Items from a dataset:
• • • • • • •

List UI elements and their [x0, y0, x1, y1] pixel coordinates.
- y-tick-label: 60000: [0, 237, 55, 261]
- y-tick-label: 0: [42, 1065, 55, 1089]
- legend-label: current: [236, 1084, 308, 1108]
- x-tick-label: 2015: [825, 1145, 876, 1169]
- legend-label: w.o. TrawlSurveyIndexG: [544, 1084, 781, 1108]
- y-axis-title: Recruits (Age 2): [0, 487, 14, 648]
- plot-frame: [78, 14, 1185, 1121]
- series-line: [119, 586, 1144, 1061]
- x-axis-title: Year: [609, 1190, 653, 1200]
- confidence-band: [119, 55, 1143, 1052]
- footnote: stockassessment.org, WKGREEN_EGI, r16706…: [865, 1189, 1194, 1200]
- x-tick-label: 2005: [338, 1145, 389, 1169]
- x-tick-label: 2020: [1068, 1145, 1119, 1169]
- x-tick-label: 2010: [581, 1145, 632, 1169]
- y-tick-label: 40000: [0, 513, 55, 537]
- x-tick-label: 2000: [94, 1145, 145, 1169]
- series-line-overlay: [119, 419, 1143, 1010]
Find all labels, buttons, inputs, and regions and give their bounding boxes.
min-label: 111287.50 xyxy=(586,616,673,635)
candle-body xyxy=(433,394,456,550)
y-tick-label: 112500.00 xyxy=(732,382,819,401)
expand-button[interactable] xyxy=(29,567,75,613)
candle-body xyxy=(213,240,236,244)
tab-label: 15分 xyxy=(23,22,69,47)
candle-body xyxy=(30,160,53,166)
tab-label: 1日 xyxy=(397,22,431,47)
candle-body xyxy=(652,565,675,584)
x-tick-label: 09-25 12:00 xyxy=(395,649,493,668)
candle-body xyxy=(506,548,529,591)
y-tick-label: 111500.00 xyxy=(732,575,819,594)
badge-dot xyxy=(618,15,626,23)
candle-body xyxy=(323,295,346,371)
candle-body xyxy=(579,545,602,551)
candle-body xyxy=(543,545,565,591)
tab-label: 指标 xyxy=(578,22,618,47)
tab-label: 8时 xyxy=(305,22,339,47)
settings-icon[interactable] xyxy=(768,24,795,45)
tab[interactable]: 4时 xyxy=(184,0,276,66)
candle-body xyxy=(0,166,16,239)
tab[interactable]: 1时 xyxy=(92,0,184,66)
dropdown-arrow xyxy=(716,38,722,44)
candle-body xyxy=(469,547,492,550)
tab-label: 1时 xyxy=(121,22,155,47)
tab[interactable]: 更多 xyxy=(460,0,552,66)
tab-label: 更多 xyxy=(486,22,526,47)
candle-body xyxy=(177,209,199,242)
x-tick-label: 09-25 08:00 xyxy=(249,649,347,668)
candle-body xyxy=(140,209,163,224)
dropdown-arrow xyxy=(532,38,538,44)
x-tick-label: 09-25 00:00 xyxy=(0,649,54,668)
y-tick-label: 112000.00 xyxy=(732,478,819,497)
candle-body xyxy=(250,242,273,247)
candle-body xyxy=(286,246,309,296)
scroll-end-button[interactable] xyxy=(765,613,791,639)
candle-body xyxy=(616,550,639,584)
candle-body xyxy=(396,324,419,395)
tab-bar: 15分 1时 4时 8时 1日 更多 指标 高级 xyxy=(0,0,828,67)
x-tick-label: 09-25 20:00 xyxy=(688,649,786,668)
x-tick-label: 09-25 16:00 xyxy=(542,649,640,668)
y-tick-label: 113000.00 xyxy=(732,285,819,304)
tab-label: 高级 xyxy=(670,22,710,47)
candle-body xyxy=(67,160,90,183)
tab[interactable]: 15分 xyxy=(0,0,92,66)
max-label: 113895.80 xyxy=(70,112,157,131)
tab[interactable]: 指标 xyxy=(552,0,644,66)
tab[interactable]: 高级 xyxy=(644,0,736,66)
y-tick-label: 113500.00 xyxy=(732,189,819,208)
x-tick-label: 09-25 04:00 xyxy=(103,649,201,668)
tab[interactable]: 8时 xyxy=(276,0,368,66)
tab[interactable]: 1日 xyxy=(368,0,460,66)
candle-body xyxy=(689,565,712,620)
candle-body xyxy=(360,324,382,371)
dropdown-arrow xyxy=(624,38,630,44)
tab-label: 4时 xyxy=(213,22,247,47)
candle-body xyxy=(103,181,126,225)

• • • • • • •

## Task requirements
Rewrite all the entries above, substituting "candlestick-body" for every occurrence of "candle-body". Leave everything else unchanged.

## Output
List UI elements and their [x0, y0, x1, y1] pixel coordinates.
- y-tick-label: 60000: [0, 237, 55, 261]
- y-tick-label: 0: [42, 1065, 55, 1089]
- legend-label: current: [236, 1084, 308, 1108]
- x-tick-label: 2015: [825, 1145, 876, 1169]
- legend-label: w.o. TrawlSurveyIndexG: [544, 1084, 781, 1108]
- y-axis-title: Recruits (Age 2): [0, 487, 14, 648]
- plot-frame: [78, 14, 1185, 1121]
- series-line: [119, 586, 1144, 1061]
- x-axis-title: Year: [609, 1190, 653, 1200]
- confidence-band: [119, 55, 1143, 1052]
- footnote: stockassessment.org, WKGREEN_EGI, r16706…: [865, 1189, 1194, 1200]
- x-tick-label: 2005: [338, 1145, 389, 1169]
- x-tick-label: 2020: [1068, 1145, 1119, 1169]
- x-tick-label: 2010: [581, 1145, 632, 1169]
- y-tick-label: 40000: [0, 513, 55, 537]
- x-tick-label: 2000: [94, 1145, 145, 1169]
- series-line-overlay: [119, 419, 1143, 1010]
Find all labels, buttons, inputs, and regions and give their bounding boxes.
min-label: 111287.50 xyxy=(586,616,673,635)
candlestick-body xyxy=(433,394,456,550)
y-tick-label: 112500.00 xyxy=(732,382,819,401)
expand-button[interactable] xyxy=(29,567,75,613)
candlestick-body xyxy=(213,240,236,244)
tab-label: 15分 xyxy=(23,22,69,47)
candlestick-body xyxy=(30,160,53,166)
tab-label: 1日 xyxy=(397,22,431,47)
candlestick-body xyxy=(652,565,675,584)
x-tick-label: 09-25 12:00 xyxy=(395,649,493,668)
candlestick-body xyxy=(506,548,529,591)
y-tick-label: 111500.00 xyxy=(732,575,819,594)
badge-dot xyxy=(618,15,626,23)
candlestick-body xyxy=(323,295,346,371)
candlestick-body xyxy=(579,545,602,551)
candlestick-body xyxy=(543,545,565,591)
tab-label: 指标 xyxy=(578,22,618,47)
tab-label: 8时 xyxy=(305,22,339,47)
settings-icon[interactable] xyxy=(768,24,795,45)
tab[interactable]: 4时 xyxy=(184,0,276,66)
candlestick-body xyxy=(0,166,16,239)
tab[interactable]: 1时 xyxy=(92,0,184,66)
dropdown-arrow xyxy=(716,38,722,44)
candlestick-body xyxy=(469,547,492,550)
tab-label: 1时 xyxy=(121,22,155,47)
tab[interactable]: 更多 xyxy=(460,0,552,66)
tab-label: 更多 xyxy=(486,22,526,47)
candlestick-body xyxy=(177,209,199,242)
x-tick-label: 09-25 08:00 xyxy=(249,649,347,668)
candlestick-body xyxy=(140,209,163,224)
dropdown-arrow xyxy=(532,38,538,44)
x-tick-label: 09-25 00:00 xyxy=(0,649,54,668)
y-tick-label: 112000.00 xyxy=(732,478,819,497)
candlestick-body xyxy=(250,242,273,247)
candlestick-body xyxy=(286,246,309,296)
scroll-end-button[interactable] xyxy=(765,613,791,639)
candlestick-body xyxy=(616,550,639,584)
candlestick-body xyxy=(396,324,419,395)
tab-bar: 15分 1时 4时 8时 1日 更多 指标 高级 xyxy=(0,0,828,67)
x-tick-label: 09-25 20:00 xyxy=(688,649,786,668)
x-tick-label: 09-25 16:00 xyxy=(542,649,640,668)
y-tick-label: 113000.00 xyxy=(732,285,819,304)
tab-label: 高级 xyxy=(670,22,710,47)
candlestick-body xyxy=(67,160,90,183)
tab[interactable]: 15分 xyxy=(0,0,92,66)
max-label: 113895.80 xyxy=(70,112,157,131)
tab[interactable]: 指标 xyxy=(552,0,644,66)
tab[interactable]: 高级 xyxy=(644,0,736,66)
y-tick-label: 113500.00 xyxy=(732,189,819,208)
x-tick-label: 09-25 04:00 xyxy=(103,649,201,668)
tab[interactable]: 8时 xyxy=(276,0,368,66)
tab[interactable]: 1日 xyxy=(368,0,460,66)
candlestick-body xyxy=(689,565,712,620)
candlestick-body xyxy=(360,324,382,371)
dropdown-arrow xyxy=(624,38,630,44)
tab-label: 4时 xyxy=(213,22,247,47)
candlestick-body xyxy=(103,181,126,225)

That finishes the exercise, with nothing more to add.